* PROBLEM DETAILS:
Rewrite the paragraph that begins "We'll compile the model" in the notebook excerpt below as a short bulleted list that keeps its main facts.

* PAGE EXCERPT:

▶

Training set size: 16333
Validation set size: 2042
Testing set size: 2042


**Prepare Decoder Input and Output Sequences**
- Decoder Input: All tokens except the last one.
- Decoder Output: All tokens except the first one.

In [13]:
# Decoder input data: remove the last token
decoder_input_train = target_train[:, :-1]
decoder_input_val = target_val[:, :-1]
decoder_input_test = target_test[:, :-1]

# Decoder output data: remove the first token
decoder_output_train = target_train[:, 1:]
decoder_output_val = target_val[:, 1:]
decoder_output_test = target_test[:, 1:]

# Expand dimensions for sparse categorical crossentropy
decoder_output_train = np.expand_dims(decoder_output_train, -1)
decoder_output_val = np.expand_dims(decoder_output_val, -1)
decoder_output_test = np.expand_dims(decoder_output_test, -1)

**Compile the Model**

We'll compile the model with the Adam optimizer and use sparse_categorical_crossentropy as the loss function since the targets are integer-encoded.

◀

* DATA ROWS:

▶

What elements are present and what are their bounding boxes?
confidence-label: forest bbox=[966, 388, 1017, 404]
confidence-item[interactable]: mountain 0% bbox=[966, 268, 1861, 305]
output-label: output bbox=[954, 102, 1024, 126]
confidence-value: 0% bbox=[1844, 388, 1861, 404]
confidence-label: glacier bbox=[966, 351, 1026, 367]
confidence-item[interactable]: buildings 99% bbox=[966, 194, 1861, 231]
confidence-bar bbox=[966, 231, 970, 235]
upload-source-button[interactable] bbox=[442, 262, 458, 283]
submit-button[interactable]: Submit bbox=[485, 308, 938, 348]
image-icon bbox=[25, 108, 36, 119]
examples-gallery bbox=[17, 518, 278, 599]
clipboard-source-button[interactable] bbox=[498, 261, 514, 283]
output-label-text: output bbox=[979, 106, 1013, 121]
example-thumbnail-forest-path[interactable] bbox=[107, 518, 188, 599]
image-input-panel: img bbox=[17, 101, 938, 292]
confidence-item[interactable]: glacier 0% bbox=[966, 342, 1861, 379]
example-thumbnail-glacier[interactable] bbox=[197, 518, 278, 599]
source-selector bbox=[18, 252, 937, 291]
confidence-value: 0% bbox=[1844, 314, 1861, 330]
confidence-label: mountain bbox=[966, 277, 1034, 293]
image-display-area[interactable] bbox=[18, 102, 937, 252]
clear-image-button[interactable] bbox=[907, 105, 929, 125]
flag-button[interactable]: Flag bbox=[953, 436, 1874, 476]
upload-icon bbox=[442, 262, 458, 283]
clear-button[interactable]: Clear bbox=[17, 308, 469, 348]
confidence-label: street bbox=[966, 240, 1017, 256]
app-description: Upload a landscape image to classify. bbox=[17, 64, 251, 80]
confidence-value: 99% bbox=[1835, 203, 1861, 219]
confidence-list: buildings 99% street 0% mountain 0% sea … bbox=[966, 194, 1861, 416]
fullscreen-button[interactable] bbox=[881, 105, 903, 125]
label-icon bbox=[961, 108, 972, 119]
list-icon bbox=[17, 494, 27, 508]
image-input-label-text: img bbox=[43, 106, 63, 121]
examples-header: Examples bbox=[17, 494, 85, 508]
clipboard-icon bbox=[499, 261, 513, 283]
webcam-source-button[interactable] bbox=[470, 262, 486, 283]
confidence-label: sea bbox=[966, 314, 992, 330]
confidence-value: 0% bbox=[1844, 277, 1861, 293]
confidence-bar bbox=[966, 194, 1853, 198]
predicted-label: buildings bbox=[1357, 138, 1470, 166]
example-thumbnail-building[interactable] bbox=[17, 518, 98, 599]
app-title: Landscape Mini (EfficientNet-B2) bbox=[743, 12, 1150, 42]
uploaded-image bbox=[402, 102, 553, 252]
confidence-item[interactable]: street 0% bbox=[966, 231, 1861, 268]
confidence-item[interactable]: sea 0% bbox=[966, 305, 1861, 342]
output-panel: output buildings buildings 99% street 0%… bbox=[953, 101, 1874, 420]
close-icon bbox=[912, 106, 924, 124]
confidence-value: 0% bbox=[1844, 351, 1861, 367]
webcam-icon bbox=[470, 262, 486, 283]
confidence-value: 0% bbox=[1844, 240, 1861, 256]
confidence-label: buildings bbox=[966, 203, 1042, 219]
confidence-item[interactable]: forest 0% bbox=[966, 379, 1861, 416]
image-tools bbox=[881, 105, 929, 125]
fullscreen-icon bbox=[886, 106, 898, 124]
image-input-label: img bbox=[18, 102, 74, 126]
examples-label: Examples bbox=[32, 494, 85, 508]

◀

* REPLY TO THE EXERCISE:
- The model is compiled with the Adam optimizer.
- The loss function is sparse_categorical_crossentropy.
- That loss is used because the targets are integer-encoded.